GOAL - Please quote every line word for word.

● ● ● ● ●

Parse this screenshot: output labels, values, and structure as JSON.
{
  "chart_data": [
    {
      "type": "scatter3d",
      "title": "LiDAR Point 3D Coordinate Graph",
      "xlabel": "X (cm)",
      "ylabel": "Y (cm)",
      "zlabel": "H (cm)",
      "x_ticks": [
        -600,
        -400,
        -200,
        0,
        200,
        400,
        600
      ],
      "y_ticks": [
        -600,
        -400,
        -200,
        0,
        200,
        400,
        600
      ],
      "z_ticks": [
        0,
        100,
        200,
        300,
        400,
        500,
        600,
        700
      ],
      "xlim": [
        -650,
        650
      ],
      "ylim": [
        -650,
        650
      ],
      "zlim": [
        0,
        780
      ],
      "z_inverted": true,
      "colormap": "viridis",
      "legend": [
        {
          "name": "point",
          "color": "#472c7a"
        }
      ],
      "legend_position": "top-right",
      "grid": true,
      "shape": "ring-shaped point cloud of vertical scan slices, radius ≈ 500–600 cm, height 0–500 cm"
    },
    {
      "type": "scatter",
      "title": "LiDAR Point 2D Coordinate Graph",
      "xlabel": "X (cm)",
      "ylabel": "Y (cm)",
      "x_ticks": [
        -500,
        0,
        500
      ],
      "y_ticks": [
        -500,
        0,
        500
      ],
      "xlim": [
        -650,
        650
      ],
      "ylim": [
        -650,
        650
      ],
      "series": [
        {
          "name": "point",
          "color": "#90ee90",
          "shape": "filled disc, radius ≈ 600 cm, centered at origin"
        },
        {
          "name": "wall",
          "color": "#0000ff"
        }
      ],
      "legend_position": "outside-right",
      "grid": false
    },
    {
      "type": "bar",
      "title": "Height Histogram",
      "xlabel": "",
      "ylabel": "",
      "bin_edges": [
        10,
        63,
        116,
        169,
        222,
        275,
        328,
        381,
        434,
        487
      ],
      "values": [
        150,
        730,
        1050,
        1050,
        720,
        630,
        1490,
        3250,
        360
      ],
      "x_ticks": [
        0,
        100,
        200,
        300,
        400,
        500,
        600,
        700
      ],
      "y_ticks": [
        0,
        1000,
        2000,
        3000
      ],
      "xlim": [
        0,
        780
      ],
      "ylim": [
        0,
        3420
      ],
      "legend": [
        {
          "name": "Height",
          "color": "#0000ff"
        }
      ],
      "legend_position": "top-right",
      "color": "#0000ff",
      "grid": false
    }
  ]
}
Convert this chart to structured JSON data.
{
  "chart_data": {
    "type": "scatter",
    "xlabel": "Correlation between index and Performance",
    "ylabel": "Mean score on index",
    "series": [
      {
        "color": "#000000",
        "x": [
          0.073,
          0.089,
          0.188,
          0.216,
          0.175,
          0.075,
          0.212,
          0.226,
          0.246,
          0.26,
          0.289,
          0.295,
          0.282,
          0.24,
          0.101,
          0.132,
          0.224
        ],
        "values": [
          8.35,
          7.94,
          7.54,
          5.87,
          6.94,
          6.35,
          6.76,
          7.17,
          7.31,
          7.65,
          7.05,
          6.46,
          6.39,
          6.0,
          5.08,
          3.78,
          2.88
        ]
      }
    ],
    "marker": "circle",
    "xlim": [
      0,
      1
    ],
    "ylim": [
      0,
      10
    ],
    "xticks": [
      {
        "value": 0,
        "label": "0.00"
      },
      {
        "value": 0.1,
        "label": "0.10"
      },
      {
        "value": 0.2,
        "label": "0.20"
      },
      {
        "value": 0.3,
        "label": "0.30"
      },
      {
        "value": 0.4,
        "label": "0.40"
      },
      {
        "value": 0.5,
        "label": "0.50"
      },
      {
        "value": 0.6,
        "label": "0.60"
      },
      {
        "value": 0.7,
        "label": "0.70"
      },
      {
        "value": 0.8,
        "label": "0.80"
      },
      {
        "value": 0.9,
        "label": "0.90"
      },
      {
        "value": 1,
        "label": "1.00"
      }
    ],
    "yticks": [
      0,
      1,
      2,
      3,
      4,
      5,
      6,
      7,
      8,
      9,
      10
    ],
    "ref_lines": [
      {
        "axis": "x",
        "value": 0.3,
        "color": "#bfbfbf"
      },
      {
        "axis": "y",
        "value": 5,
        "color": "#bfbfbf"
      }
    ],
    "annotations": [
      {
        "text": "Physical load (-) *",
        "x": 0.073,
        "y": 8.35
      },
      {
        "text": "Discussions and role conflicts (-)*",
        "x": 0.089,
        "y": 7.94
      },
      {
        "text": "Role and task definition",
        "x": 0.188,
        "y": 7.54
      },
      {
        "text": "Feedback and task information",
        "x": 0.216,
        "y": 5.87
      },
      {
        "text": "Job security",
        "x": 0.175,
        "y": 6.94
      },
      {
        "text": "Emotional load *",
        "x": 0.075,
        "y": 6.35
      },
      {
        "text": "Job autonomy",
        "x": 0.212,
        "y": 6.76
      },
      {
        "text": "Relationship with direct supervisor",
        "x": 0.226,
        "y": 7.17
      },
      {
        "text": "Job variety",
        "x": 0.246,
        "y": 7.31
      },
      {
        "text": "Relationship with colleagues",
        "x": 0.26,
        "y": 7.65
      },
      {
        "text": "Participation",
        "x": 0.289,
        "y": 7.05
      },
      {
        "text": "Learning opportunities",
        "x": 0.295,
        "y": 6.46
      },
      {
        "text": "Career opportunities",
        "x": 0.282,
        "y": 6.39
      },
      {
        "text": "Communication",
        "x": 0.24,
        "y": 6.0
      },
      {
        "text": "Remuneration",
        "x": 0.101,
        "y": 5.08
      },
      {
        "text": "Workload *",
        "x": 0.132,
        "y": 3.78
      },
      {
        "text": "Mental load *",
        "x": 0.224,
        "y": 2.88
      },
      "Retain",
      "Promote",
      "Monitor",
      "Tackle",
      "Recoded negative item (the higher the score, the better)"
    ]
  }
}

● ● ● ● ●

REPLY -
Parse this screenshot: output labels, values, and structure as JSON.
{
  "chart_data": [
    {
      "type": "scatter3d",
      "title": "LiDAR Point 3D Coordinate Graph",
      "xlabel": "X (cm)",
      "ylabel": "Y (cm)",
      "zlabel": "H (cm)",
      "x_ticks": [
        -600,
        -400,
        -200,
        0,
        200,
        400,
        600
      ],
      "y_ticks": [
        -600,
        -400,
        -200,
        0,
        200,
        400,
        600
      ],
      "z_ticks": [
        0,
        100,
        200,
        300,
        400,
        500,
        600,
        700
      ],
      "xlim": [
        -650,
        650
      ],
      "ylim": [
        -650,
        650
      ],
      "zlim": [
        0,
        780
      ],
      "z_inverted": true,
      "colormap": "viridis",
      "legend": [
        {
          "name": "point",
          "color": "#472c7a"
        }
      ],
      "legend_position": "top-right",
      "grid": true,
      "shape": "ring-shaped point cloud of vertical scan slices, radius ≈ 500–600 cm, height 0–500 cm"
    },
    {
      "type": "scatter",
      "title": "LiDAR Point 2D Coordinate Graph",
      "xlabel": "X (cm)",
      "ylabel": "Y (cm)",
      "x_ticks": [
        -500,
        0,
        500
      ],
      "y_ticks": [
        -500,
        0,
        500
      ],
      "xlim": [
        -650,
        650
      ],
      "ylim": [
        -650,
        650
      ],
      "series": [
        {
          "name": "point",
          "color": "#90ee90",
          "shape": "filled disc, radius ≈ 600 cm, centered at origin"
        },
        {
          "name": "wall",
          "color": "#0000ff"
        }
      ],
      "legend_position": "outside-right",
      "grid": false
    },
    {
      "type": "bar",
      "title": "Height Histogram",
      "xlabel": "",
      "ylabel": "",
      "bin_edges": [
        10,
        63,
        116,
        169,
        222,
        275,
        328,
        381,
        434,
        487
      ],
      "values": [
        150,
        730,
        1050,
        1050,
        720,
        630,
        1490,
        3250,
        360
      ],
      "x_ticks": [
        0,
        100,
        200,
        300,
        400,
        500,
        600,
        700
      ],
      "y_ticks": [
        0,
        1000,
        2000,
        3000
      ],
      "xlim": [
        0,
        780
      ],
      "ylim": [
        0,
        3420
      ],
      "legend": [
        {
          "name": "Height",
          "color": "#0000ff"
        }
      ],
      "legend_position": "top-right",
      "color": "#0000ff",
      "grid": false
    }
  ]
}
Convert this chart to structured JSON data.
{
  "chart_data": {
    "type": "scatter",
    "xlabel": "Correlation between index and Performance",
    "ylabel": "Mean score on index",
    "series": [
      {
        "color": "#000000",
        "x": [
          0.073,
          0.089,
          0.188,
          0.216,
          0.175,
          0.075,
          0.212,
          0.226,
          0.246,
          0.26,
          0.289,
          0.295,
          0.282,
          0.24,
          0.101,
          0.132,
          0.224
        ],
        "values": [
          8.35,
          7.94,
          7.54,
          5.87,
          6.94,
          6.35,
          6.76,
          7.17,
          7.31,
          7.65,
          7.05,
          6.46,
          6.39,
          6.0,
          5.08,
          3.78,
          2.88
        ]
      }
    ],
    "marker": "circle",
    "xlim": [
      0,
      1
    ],
    "ylim": [
      0,
      10
    ],
    "xticks": [
      {
        "value": 0,
        "label": "0.00"
      },
      {
        "value": 0.1,
        "label": "0.10"
      },
      {
        "value": 0.2,
        "label": "0.20"
      },
      {
        "value": 0.3,
        "label": "0.30"
      },
      {
        "value": 0.4,
        "label": "0.40"
      },
      {
        "value": 0.5,
        "label": "0.50"
      },
      {
        "value": 0.6,
        "label": "0.60"
      },
      {
        "value": 0.7,
        "label": "0.70"
      },
      {
        "value": 0.8,
        "label": "0.80"
      },
      {
        "value": 0.9,
        "label": "0.90"
      },
      {
        "value": 1,
        "label": "1.00"
      }
    ],
    "yticks": [
      0,
      1,
      2,
      3,
      4,
      5,
      6,
      7,
      8,
      9,
      10
    ],
    "ref_lines": [
      {
        "axis": "x",
        "value": 0.3,
        "color": "#bfbfbf"
      },
      {
        "axis": "y",
        "value": 5,
        "color": "#bfbfbf"
      }
    ],
    "annotations": [
      {
        "text": "Physical load (-) *",
        "x": 0.073,
        "y": 8.35
      },
      {
        "text": "Discussions and role conflicts (-)*",
        "x": 0.089,
        "y": 7.94
      },
      {
        "text": "Role and task definition",
        "x": 0.188,
        "y": 7.54
      },
      {
        "text": "Feedback and task information",
        "x": 0.216,
        "y": 5.87
      },
      {
        "text": "Job security",
        "x": 0.175,
        "y": 6.94
      },
      {
        "text": "Emotional load *",
        "x": 0.075,
        "y": 6.35
      },
      {
        "text": "Job autonomy",
        "x": 0.212,
        "y": 6.76
      },
      {
        "text": "Relationship with direct supervisor",
        "x": 0.226,
        "y": 7.17
      },
      {
        "text": "Job variety",
        "x": 0.246,
        "y": 7.31
      },
      {
        "text": "Relationship with colleagues",
        "x": 0.26,
        "y": 7.65
      },
      {
        "text": "Participation",
        "x": 0.289,
        "y": 7.05
      },
      {
        "text": "Learning opportunities",
        "x": 0.295,
        "y": 6.46
      },
      {
        "text": "Career opportunities",
        "x": 0.282,
        "y": 6.39
      },
      {
        "text": "Communication",
        "x": 0.24,
        "y": 6.0
      },
      {
        "text": "Remuneration",
        "x": 0.101,
        "y": 5.08
      },
      {
        "text": "Workload *",
        "x": 0.132,
        "y": 3.78
      },
      {
        "text": "Mental load *",
        "x": 0.224,
        "y": 2.88
      },
      "Retain",
      "Promote",
      "Monitor",
      "Tackle",
      "Recoded negative item (the higher the score, the better)"
    ]
  }
}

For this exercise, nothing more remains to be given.